OBJECTIVE: Copy all the entries below exactly, but not the pictures.

## Begin EXERCISE INPUT

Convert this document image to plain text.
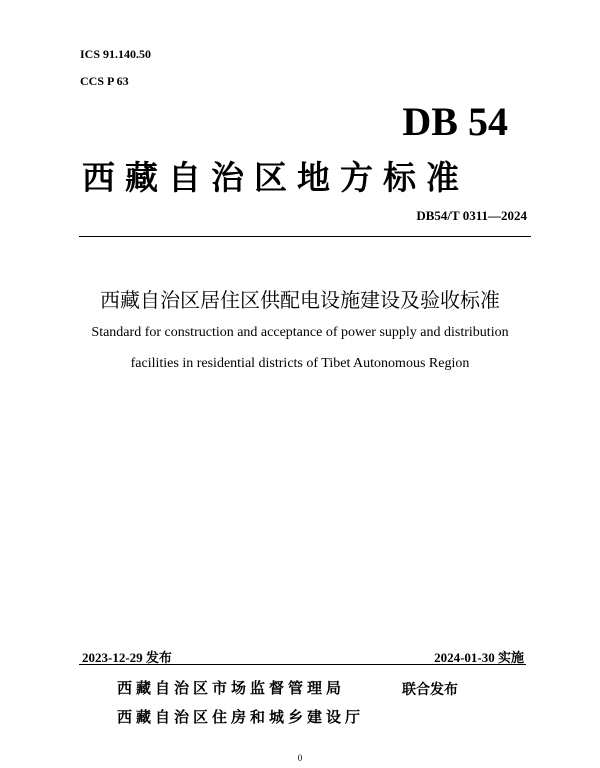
ICS 91.140.50
CCS P 63
DB 54
西藏自治区地方标准
DB54/T 0311—2024
西藏自治区居住区供配电设施建设及验收标准
Standard for construction and acceptance of power supply and distribution
facilities in residential districts of Tibet Autonomous Region
2023-12-29 发布	2024-01-30 实施
西藏自治区市场监督管理局	联合发布
西藏自治区住房和城乡建设厅
0
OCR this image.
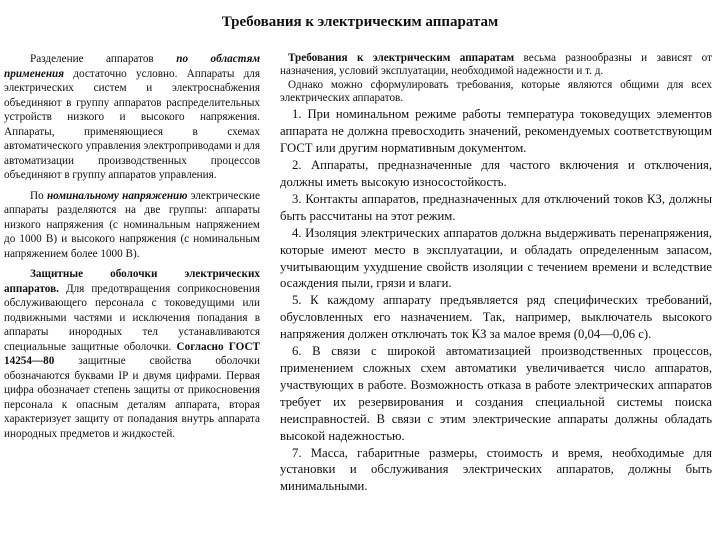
Требования к электрическим аппаратам

Разделение аппаратов по областям применения достаточно условно. Аппараты для электрических систем и электроснабжения объединяют в группу аппаратов распределительных устройств низкого и высокого напряжения. Аппараты, применяющиеся в схемах автоматического управления электроприводами и для автоматизации производственных процессов объединяют в группу аппаратов управления.

По номинальному напряжению электрические аппараты разделяются на две группы: аппараты низкого напряжения (с номинальным напряжением до 1000 В) и высокого напряжения (с номинальным напряжением более 1000 В).

Защитные оболочки электрических аппаратов. Для предотвращения соприкосновения обслуживающего персонала с токоведущими или подвижными частями и исключения попадания в аппараты инородных тел устанавливаются специальные защитные оболочки. Согласно ГОСТ 14254—80 защитные свойства оболочки обозначаются буквами IP и двумя цифрами. Первая цифра обозначает степень защиты от прикосновения персонала к опасным деталям аппарата, вторая характеризует защиту от попадания внутрь аппарата инородных предметов и жидкостей.

Требования к электрическим аппаратам весьма разнообразны и зависят от назначения, условий эксплуатации, необходимой надежности и т. д.

Однако можно сформулировать требования, которые являются общими для всех электрических аппаратов.

1. При номинальном режиме работы температура токоведущих элементов аппарата не должна превосходить значений, рекомендуемых соответствующим ГОСТ или другим нормативным документом.

2. Аппараты, предназначенные для частого включения и отключения, должны иметь высокую износостойкость.

3. Контакты аппаратов, предназначенных для отключений токов КЗ, должны быть рассчитаны на этот режим.

4. Изоляция электрических аппаратов должна выдерживать перенапряжения, которые имеют место в эксплуатации, и обладать определенным запасом, учитывающим ухудшение свойств изоляции с течением времени и вследствие осаждения пыли, грязи и влаги.

5. К каждому аппарату предъявляется ряд специфических требований, обусловленных его назначением. Так, например, выключатель высокого напряжения должен отключать ток КЗ за малое время (0,04—0,06 с).

6. В связи с широкой автоматизацией производственных процессов, применением сложных схем автоматики увеличивается число аппаратов, участвующих в работе. Возможность отказа в работе электрических аппаратов требует их резервирования и создания специальной системы поиска неисправностей. В связи с этим электрические аппараты должны обладать высокой надежностью.

7. Масса, габаритные размеры, стоимость и время, необходимые для установки и обслуживания электрических аппаратов, должны быть минимальными.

## End EXERCISE INPUT

RESULT OF THE TASK:
Convert this document image to plain text.
ICS 91.140.50
CCS P 63
DB 54
西藏自治区地方标准
DB54/T 0311—2024
西藏自治区居住区供配电设施建设及验收标准
Standard for construction and acceptance of power supply and distribution
facilities in residential districts of Tibet Autonomous Region
2023-12-29 发布	2024-01-30 实施
西藏自治区市场监督管理局	联合发布
西藏自治区住房和城乡建设厅
0
OCR this image.
Требования к электрическим аппаратам

Разделение аппаратов по областям применения достаточно условно. Аппараты для электрических систем и электроснабжения объединяют в группу аппаратов распределительных устройств низкого и высокого напряжения. Аппараты, применяющиеся в схемах автоматического управления электроприводами и для автоматизации производственных процессов объединяют в группу аппаратов управления.

По номинальному напряжению электрические аппараты разделяются на две группы: аппараты низкого напряжения (с номинальным напряжением до 1000 В) и высокого напряжения (с номинальным напряжением более 1000 В).

Защитные оболочки электрических аппаратов. Для предотвращения соприкосновения обслуживающего персонала с токоведущими или подвижными частями и исключения попадания в аппараты инородных тел устанавливаются специальные защитные оболочки. Согласно ГОСТ 14254—80 защитные свойства оболочки обозначаются буквами IP и двумя цифрами. Первая цифра обозначает степень защиты от прикосновения персонала к опасным деталям аппарата, вторая характеризует защиту от попадания внутрь аппарата инородных предметов и жидкостей.

Требования к электрическим аппаратам весьма разнообразны и зависят от назначения, условий эксплуатации, необходимой надежности и т. д.

Однако можно сформулировать требования, которые являются общими для всех электрических аппаратов.

1. При номинальном режиме работы температура токоведущих элементов аппарата не должна превосходить значений, рекомендуемых соответствующим ГОСТ или другим нормативным документом.

2. Аппараты, предназначенные для частого включения и отключения, должны иметь высокую износостойкость.

3. Контакты аппаратов, предназначенных для отключений токов КЗ, должны быть рассчитаны на этот режим.

4. Изоляция электрических аппаратов должна выдерживать перенапряжения, которые имеют место в эксплуатации, и обладать определенным запасом, учитывающим ухудшение свойств изоляции с течением времени и вследствие осаждения пыли, грязи и влаги.

5. К каждому аппарату предъявляется ряд специфических требований, обусловленных его назначением. Так, например, выключатель высокого напряжения должен отключать ток КЗ за малое время (0,04—0,06 с).

6. В связи с широкой автоматизацией производственных процессов, применением сложных схем автоматики увеличивается число аппаратов, участвующих в работе. Возможность отказа в работе электрических аппаратов требует их резервирования и создания специальной системы поиска неисправностей. В связи с этим электрические аппараты должны обладать высокой надежностью.

7. Масса, габаритные размеры, стоимость и время, необходимые для установки и обслуживания электрических аппаратов, должны быть минимальными.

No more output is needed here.